(begin)

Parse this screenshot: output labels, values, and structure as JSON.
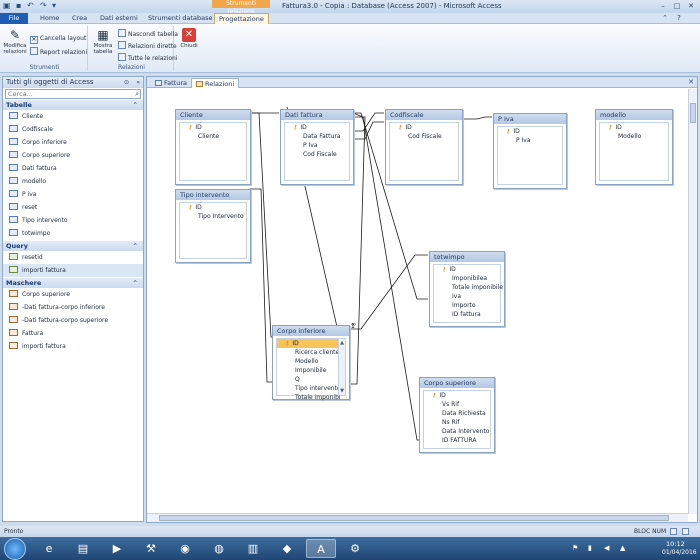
{
  "window": {
    "title": "Fattura3.0 - Copia : Database (Access 2007) - Microsoft Access",
    "context_tab": "Strumenti relazione",
    "qat": [
      "save-icon",
      "undo-icon",
      "redo-icon"
    ]
  },
  "ribbon_tabs": [
    "File",
    "Home",
    "Crea",
    "Dati esterni",
    "Strumenti database",
    "Progettazione"
  ],
  "ribbon": {
    "groups": [
      {
        "label": "Strumenti",
        "big": {
          "label": "Modifica relazioni",
          "icon": "edit-relations-icon"
        },
        "small": [
          {
            "label": "Cancella layout"
          },
          {
            "label": "Report relazioni"
          }
        ]
      },
      {
        "label": "Relazioni",
        "big": {
          "label": "Mostra tabella",
          "icon": "show-table-icon"
        },
        "small": [
          {
            "label": "Nascondi tabella"
          },
          {
            "label": "Relazioni dirette"
          },
          {
            "label": "Tutte le relazioni"
          }
        ]
      },
      {
        "label": "",
        "big": {
          "label": "Chiudi",
          "icon": "close-icon"
        }
      }
    ]
  },
  "nav": {
    "header": "Tutti gli oggetti di Access",
    "search_placeholder": "Cerca...",
    "sections": [
      {
        "title": "Tabelle",
        "items": [
          "Cliente",
          "Codfiscale",
          "Corpo inferiore",
          "Corpo superiore",
          "Dati fattura",
          "modello",
          "P iva",
          "reset",
          "Tipo intervento",
          "totwimpo"
        ]
      },
      {
        "title": "Query",
        "items": [
          "resetid",
          "importi fattura"
        ]
      },
      {
        "title": "Maschere",
        "items": [
          "Corpo superiore",
          "-Dati fattura-corpo inferiore",
          "-Dati fattura-corpo superiore",
          "Fattura",
          "importi fattura"
        ]
      }
    ]
  },
  "doc_tabs": [
    {
      "label": "Fattura",
      "active": false
    },
    {
      "label": "Relazioni",
      "active": true
    }
  ],
  "tables": [
    {
      "title": "Cliente",
      "fields": [
        "ID",
        "Cliente"
      ]
    },
    {
      "title": "Dati fattura",
      "fields": [
        "ID",
        "Data Fattura",
        "P Iva",
        "Cod Fiscale"
      ]
    },
    {
      "title": "Codfiscale",
      "fields": [
        "ID",
        "Cod Fiscale"
      ]
    },
    {
      "title": "P Iva",
      "fields": [
        "ID",
        "P Iva"
      ]
    },
    {
      "title": "modello",
      "fields": [
        "ID",
        "Modello"
      ]
    },
    {
      "title": "Tipo intervento",
      "fields": [
        "ID",
        "Tipo Intervento"
      ]
    },
    {
      "title": "totwimpo",
      "fields": [
        "ID",
        "Imponibilea",
        "Totale imponibile",
        "Iva",
        "Importo",
        "ID fattura"
      ]
    },
    {
      "title": "Corpo inferiore",
      "fields": [
        "ID",
        "Ricerca cliente",
        "Modello",
        "Imponibile",
        "Q",
        "Tipo intervento",
        "Totale imponibi"
      ]
    },
    {
      "title": "Corpo superiore",
      "fields": [
        "ID",
        "Vs Rif",
        "Data Richiesta",
        "Ns Rif",
        "Data Intervento",
        "ID FATTURA"
      ]
    }
  ],
  "status": {
    "left": "Pronto",
    "right": "BLOC NUM"
  },
  "taskbar": {
    "time": "10:12",
    "date": "01/04/2016",
    "apps": [
      "ie-icon",
      "folder-icon",
      "media-icon",
      "tool-icon",
      "chrome-icon",
      "firefox-icon",
      "winrar-icon",
      "excel-icon",
      "access-icon",
      "settings-icon"
    ]
  },
  "colors": {
    "file_tab": "#1f5db3",
    "context_tab": "#f1a64a",
    "highlight_field": "#f6c45a",
    "taskbar": "#1f4673"
  }
}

(end)

Exercise requirements> Go through the records and show every line with the string "superiore" in it.

Reply to the exercise>
          "Corpo superiore",
          "Corpo superiore",
          "-Dati fattura-corpo superiore",
      "title": "Corpo superiore",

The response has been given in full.